## What is asked:
Copy out all lines that carry the word "Watts".

## Supplied data:
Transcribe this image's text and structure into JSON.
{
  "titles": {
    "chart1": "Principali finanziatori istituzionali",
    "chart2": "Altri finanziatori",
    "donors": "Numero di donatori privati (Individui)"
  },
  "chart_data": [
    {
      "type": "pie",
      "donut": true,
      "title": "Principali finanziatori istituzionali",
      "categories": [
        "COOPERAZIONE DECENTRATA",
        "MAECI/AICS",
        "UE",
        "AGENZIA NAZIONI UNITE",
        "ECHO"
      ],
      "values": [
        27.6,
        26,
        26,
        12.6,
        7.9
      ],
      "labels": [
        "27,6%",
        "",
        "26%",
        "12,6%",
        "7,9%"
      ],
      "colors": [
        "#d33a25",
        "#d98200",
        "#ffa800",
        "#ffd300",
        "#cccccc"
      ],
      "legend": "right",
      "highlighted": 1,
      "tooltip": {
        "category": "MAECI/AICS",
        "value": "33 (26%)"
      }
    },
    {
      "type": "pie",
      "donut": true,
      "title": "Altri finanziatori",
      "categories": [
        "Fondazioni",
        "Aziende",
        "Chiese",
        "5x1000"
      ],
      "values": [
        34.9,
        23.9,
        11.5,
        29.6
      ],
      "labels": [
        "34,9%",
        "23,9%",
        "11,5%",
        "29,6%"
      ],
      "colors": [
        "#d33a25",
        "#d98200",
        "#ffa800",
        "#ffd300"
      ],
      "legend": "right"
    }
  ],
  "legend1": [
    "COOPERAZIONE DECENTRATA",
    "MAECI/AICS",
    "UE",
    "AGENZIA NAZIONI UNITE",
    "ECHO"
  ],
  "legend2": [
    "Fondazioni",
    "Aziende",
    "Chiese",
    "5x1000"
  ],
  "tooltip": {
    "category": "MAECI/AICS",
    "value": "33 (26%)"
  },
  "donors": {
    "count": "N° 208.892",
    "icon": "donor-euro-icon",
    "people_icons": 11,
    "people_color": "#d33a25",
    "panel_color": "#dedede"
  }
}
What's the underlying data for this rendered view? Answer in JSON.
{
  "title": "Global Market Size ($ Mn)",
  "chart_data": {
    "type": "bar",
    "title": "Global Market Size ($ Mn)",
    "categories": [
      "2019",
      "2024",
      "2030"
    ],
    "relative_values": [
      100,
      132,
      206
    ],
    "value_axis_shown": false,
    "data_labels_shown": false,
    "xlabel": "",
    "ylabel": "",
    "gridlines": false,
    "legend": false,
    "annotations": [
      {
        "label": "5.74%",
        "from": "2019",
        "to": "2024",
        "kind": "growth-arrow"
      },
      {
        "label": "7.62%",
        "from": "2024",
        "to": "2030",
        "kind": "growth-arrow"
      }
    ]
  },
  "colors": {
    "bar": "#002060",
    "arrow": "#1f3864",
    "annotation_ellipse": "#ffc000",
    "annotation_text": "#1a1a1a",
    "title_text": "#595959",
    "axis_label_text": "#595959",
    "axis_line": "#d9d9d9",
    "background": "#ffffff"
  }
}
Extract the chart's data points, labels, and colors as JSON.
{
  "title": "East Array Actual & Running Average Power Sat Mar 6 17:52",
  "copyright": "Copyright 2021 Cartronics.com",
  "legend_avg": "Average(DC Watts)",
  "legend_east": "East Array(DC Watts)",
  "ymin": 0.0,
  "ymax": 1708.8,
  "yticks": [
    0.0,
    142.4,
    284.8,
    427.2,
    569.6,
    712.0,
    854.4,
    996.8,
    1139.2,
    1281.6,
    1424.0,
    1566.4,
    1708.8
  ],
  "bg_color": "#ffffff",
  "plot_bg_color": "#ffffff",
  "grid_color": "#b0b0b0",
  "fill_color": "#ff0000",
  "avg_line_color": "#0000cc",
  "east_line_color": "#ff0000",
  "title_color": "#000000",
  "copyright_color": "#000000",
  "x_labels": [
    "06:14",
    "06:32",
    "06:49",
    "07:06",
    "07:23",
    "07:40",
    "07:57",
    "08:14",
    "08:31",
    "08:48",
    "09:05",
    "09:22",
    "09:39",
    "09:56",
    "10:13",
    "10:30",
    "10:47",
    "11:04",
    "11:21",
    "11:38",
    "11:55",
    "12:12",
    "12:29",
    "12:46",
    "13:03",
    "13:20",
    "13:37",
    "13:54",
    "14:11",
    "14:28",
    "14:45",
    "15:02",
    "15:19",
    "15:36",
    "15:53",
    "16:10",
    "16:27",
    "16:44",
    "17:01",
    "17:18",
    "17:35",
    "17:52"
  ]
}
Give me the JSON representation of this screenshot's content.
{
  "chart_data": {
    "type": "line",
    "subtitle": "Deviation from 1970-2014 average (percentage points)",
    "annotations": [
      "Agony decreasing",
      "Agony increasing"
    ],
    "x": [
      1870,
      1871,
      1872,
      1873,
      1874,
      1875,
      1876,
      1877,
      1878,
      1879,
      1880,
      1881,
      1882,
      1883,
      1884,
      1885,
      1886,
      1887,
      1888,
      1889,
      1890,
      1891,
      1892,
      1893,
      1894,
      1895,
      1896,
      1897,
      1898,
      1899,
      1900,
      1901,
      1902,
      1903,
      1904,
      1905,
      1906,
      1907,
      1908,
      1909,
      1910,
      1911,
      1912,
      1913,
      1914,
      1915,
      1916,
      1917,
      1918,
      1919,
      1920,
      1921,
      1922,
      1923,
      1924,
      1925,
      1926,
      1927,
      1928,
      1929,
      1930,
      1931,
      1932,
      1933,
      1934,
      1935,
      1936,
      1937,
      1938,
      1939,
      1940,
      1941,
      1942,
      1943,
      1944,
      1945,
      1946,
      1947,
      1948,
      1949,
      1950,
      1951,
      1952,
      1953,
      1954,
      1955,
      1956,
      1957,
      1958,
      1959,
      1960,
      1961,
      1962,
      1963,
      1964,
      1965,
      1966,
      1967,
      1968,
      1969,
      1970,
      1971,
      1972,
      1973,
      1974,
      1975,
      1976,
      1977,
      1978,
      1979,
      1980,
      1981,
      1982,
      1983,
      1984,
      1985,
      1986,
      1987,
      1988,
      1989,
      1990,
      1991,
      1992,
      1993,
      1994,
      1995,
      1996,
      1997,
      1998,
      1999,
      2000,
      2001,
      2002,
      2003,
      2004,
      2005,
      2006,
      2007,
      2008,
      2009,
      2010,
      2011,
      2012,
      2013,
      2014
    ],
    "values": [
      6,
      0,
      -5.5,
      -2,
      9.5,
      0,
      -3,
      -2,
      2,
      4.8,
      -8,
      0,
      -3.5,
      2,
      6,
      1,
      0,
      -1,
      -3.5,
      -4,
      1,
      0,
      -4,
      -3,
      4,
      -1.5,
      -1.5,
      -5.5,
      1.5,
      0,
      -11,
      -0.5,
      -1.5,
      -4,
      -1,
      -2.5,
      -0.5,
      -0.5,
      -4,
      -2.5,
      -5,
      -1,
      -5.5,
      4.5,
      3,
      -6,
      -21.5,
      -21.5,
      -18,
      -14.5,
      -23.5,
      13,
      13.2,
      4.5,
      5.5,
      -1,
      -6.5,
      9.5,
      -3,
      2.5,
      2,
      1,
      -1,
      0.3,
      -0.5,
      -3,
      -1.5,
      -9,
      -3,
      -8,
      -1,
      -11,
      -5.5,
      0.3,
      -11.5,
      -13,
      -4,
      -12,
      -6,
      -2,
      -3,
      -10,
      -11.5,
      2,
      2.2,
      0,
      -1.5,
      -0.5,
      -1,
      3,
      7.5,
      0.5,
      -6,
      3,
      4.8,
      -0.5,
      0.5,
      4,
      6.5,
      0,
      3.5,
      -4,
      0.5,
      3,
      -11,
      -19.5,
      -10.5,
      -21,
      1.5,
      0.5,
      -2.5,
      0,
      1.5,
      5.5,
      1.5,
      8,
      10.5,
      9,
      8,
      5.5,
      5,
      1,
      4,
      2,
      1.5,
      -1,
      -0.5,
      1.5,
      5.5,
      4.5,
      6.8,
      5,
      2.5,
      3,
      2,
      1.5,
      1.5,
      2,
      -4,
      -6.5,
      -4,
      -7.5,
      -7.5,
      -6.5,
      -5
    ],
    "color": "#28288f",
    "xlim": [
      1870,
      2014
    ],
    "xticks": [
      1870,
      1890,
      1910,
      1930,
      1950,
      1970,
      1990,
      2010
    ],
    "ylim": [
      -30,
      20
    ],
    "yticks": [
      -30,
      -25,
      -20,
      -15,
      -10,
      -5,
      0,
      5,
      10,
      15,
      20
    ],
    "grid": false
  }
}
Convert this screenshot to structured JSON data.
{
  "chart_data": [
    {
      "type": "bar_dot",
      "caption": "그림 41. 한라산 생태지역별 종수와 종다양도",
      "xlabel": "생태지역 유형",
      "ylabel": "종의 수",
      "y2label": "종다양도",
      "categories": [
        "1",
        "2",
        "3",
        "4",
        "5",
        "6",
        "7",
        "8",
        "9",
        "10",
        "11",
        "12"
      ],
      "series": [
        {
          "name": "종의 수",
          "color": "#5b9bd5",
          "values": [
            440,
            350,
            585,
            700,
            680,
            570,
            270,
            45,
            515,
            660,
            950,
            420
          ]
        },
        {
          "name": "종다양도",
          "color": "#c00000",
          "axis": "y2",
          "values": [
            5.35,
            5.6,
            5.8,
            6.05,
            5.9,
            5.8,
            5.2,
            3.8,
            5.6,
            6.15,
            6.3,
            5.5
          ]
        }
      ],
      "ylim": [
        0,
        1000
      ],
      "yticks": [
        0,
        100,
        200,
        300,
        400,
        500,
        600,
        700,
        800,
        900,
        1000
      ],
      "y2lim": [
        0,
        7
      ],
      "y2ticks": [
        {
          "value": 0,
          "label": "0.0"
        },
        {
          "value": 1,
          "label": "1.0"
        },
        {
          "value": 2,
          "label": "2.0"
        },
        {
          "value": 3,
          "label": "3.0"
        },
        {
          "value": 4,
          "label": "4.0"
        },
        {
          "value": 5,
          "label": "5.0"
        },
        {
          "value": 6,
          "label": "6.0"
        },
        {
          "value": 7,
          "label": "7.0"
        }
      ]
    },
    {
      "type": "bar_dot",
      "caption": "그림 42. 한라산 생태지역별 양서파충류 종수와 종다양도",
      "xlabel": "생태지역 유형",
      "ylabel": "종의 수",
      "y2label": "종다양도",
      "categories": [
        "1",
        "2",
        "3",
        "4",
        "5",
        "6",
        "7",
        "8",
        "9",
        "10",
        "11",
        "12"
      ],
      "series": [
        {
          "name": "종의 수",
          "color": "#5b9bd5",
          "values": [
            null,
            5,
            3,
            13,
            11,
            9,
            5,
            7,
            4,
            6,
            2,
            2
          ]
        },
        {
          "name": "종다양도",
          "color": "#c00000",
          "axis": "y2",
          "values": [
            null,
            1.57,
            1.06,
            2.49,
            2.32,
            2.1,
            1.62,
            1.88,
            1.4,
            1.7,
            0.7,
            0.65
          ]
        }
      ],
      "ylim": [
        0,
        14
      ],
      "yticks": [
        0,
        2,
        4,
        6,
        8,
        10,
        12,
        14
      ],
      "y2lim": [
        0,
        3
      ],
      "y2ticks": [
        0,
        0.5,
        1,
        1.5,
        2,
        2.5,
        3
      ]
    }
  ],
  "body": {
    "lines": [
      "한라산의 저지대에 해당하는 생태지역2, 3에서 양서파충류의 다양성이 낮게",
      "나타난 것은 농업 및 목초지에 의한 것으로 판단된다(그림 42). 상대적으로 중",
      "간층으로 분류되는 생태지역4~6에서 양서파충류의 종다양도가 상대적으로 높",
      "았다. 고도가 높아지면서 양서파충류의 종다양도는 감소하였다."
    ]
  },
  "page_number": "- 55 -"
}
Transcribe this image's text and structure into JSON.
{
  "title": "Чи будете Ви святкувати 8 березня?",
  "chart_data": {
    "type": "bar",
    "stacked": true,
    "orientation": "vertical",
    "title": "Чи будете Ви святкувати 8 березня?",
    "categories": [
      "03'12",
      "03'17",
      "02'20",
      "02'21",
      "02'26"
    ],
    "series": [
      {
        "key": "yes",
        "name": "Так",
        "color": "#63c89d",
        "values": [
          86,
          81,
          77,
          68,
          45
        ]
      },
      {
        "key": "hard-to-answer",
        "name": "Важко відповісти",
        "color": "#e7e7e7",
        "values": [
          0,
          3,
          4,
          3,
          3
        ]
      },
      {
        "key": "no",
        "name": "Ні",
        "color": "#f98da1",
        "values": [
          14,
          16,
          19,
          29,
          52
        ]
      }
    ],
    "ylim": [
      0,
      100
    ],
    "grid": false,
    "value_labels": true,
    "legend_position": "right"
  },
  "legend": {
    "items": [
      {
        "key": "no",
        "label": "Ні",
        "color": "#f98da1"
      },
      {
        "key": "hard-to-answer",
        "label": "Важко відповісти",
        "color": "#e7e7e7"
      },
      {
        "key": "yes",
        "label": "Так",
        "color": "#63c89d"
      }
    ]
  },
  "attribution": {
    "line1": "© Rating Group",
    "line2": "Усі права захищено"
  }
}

## Exercise answer:
  "legend_avg": "Average(DC Watts)",
  "legend_east": "East Array(DC Watts)",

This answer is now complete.